> _Your goal_
Print out the material that follows word for word.

> _Supplied data_

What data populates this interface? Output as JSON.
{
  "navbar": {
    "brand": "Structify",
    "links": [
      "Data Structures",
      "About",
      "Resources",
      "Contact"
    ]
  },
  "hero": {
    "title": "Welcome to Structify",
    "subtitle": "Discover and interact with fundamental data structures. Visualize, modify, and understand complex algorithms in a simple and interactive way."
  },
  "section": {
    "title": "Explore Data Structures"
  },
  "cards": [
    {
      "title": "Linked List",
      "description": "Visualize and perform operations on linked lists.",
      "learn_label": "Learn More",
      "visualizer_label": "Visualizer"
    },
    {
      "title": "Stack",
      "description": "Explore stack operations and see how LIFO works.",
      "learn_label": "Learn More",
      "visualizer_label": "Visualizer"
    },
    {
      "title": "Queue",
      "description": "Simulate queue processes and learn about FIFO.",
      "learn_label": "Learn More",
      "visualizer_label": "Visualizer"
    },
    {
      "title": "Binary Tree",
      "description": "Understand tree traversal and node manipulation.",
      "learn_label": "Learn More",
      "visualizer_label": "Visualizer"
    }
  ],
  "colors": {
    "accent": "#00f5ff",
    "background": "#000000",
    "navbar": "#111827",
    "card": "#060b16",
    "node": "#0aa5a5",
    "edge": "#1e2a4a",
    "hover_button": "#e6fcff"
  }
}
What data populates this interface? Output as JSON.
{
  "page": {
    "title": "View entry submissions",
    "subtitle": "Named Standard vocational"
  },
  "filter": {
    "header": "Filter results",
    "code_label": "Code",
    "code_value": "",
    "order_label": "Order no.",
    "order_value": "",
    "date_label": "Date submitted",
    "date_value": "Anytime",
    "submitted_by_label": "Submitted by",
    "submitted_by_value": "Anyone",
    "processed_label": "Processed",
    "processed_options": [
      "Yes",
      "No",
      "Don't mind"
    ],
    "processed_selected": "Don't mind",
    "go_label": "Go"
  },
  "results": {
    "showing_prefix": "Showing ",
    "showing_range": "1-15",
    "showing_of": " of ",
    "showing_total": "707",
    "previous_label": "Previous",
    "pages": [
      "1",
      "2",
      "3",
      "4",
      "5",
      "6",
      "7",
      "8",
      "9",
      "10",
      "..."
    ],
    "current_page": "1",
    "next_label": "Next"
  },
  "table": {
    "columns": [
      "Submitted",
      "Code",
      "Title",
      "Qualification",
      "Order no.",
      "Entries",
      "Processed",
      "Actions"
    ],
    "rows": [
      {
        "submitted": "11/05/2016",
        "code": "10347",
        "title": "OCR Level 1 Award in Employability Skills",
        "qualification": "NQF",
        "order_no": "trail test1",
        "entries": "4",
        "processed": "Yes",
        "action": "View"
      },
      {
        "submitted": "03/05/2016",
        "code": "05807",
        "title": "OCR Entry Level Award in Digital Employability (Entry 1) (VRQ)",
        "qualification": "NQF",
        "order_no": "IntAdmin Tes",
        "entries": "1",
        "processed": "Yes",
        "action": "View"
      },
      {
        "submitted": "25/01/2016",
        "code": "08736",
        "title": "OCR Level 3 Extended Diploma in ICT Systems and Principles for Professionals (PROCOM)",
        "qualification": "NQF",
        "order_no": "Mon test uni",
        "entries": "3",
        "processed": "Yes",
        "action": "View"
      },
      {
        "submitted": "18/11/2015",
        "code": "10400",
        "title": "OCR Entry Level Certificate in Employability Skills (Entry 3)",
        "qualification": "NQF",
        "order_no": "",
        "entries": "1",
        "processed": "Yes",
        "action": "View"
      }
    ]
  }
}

> _Exercise result_
What data populates this interface? Output as JSON.
{
  "navbar": {
    "brand": "Structify",
    "links": [
      "Data Structures",
      "About",
      "Resources",
      "Contact"
    ]
  },
  "hero": {
    "title": "Welcome to Structify",
    "subtitle": "Discover and interact with fundamental data structures. Visualize, modify, and understand complex algorithms in a simple and interactive way."
  },
  "section": {
    "title": "Explore Data Structures"
  },
  "cards": [
    {
      "title": "Linked List",
      "description": "Visualize and perform operations on linked lists.",
      "learn_label": "Learn More",
      "visualizer_label": "Visualizer"
    },
    {
      "title": "Stack",
      "description": "Explore stack operations and see how LIFO works.",
      "learn_label": "Learn More",
      "visualizer_label": "Visualizer"
    },
    {
      "title": "Queue",
      "description": "Simulate queue processes and learn about FIFO.",
      "learn_label": "Learn More",
      "visualizer_label": "Visualizer"
    },
    {
      "title": "Binary Tree",
      "description": "Understand tree traversal and node manipulation.",
      "learn_label": "Learn More",
      "visualizer_label": "Visualizer"
    }
  ],
  "colors": {
    "accent": "#00f5ff",
    "background": "#000000",
    "navbar": "#111827",
    "card": "#060b16",
    "node": "#0aa5a5",
    "edge": "#1e2a4a",
    "hover_button": "#e6fcff"
  }
}
What data populates this interface? Output as JSON.
{
  "page": {
    "title": "View entry submissions",
    "subtitle": "Named Standard vocational"
  },
  "filter": {
    "header": "Filter results",
    "code_label": "Code",
    "code_value": "",
    "order_label": "Order no.",
    "order_value": "",
    "date_label": "Date submitted",
    "date_value": "Anytime",
    "submitted_by_label": "Submitted by",
    "submitted_by_value": "Anyone",
    "processed_label": "Processed",
    "processed_options": [
      "Yes",
      "No",
      "Don't mind"
    ],
    "processed_selected": "Don't mind",
    "go_label": "Go"
  },
  "results": {
    "showing_prefix": "Showing ",
    "showing_range": "1-15",
    "showing_of": " of ",
    "showing_total": "707",
    "previous_label": "Previous",
    "pages": [
      "1",
      "2",
      "3",
      "4",
      "5",
      "6",
      "7",
      "8",
      "9",
      "10",
      "..."
    ],
    "current_page": "1",
    "next_label": "Next"
  },
  "table": {
    "columns": [
      "Submitted",
      "Code",
      "Title",
      "Qualification",
      "Order no.",
      "Entries",
      "Processed",
      "Actions"
    ],
    "rows": [
      {
        "submitted": "11/05/2016",
        "code": "10347",
        "title": "OCR Level 1 Award in Employability Skills",
        "qualification": "NQF",
        "order_no": "trail test1",
        "entries": "4",
        "processed": "Yes",
        "action": "View"
      },
      {
        "submitted": "03/05/2016",
        "code": "05807",
        "title": "OCR Entry Level Award in Digital Employability (Entry 1) (VRQ)",
        "qualification": "NQF",
        "order_no": "IntAdmin Tes",
        "entries": "1",
        "processed": "Yes",
        "action": "View"
      },
      {
        "submitted": "25/01/2016",
        "code": "08736",
        "title": "OCR Level 3 Extended Diploma in ICT Systems and Principles for Professionals (PROCOM)",
        "qualification": "NQF",
        "order_no": "Mon test uni",
        "entries": "3",
        "processed": "Yes",
        "action": "View"
      },
      {
        "submitted": "18/11/2015",
        "code": "10400",
        "title": "OCR Entry Level Certificate in Employability Skills (Entry 3)",
        "qualification": "NQF",
        "order_no": "",
        "entries": "1",
        "processed": "Yes",
        "action": "View"
      }
    ]
  }
}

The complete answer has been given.